## GIVEN TASK
Copy out all the records exactly.

## DATA LINES
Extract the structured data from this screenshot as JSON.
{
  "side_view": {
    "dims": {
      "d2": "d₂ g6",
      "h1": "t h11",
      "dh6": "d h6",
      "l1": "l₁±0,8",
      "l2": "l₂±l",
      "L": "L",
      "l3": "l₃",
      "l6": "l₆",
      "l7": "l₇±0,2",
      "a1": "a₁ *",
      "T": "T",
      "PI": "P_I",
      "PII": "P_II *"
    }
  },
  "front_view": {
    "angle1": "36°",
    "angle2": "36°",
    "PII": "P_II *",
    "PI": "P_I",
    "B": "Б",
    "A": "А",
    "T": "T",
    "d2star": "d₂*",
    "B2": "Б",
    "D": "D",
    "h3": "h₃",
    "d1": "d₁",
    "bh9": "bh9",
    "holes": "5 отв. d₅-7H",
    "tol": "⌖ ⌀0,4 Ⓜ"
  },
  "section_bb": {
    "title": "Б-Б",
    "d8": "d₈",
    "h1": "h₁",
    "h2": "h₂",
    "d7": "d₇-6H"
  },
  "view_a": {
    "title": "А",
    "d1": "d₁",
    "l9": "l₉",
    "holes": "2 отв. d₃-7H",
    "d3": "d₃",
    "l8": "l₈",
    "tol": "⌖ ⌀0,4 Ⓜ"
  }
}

## EXERCISE RESPONSE
Extract the structured data from this screenshot as JSON.
{
  "side_view": {
    "dims": {
      "d2": "d₂ g6",
      "h1": "t h11",
      "dh6": "d h6",
      "l1": "l₁±0,8",
      "l2": "l₂±l",
      "L": "L",
      "l3": "l₃",
      "l6": "l₆",
      "l7": "l₇±0,2",
      "a1": "a₁ *",
      "T": "T",
      "PI": "P_I",
      "PII": "P_II *"
    }
  },
  "front_view": {
    "angle1": "36°",
    "angle2": "36°",
    "PII": "P_II *",
    "PI": "P_I",
    "B": "Б",
    "A": "А",
    "T": "T",
    "d2star": "d₂*",
    "B2": "Б",
    "D": "D",
    "h3": "h₃",
    "d1": "d₁",
    "bh9": "bh9",
    "holes": "5 отв. d₅-7H",
    "tol": "⌖ ⌀0,4 Ⓜ"
  },
  "section_bb": {
    "title": "Б-Б",
    "d8": "d₈",
    "h1": "h₁",
    "h2": "h₂",
    "d7": "d₇-6H"
  },
  "view_a": {
    "title": "А",
    "d1": "d₁",
    "l9": "l₉",
    "holes": "2 отв. d₃-7H",
    "d3": "d₃",
    "l8": "l₈",
    "tol": "⌖ ⌀0,4 Ⓜ"
  }
}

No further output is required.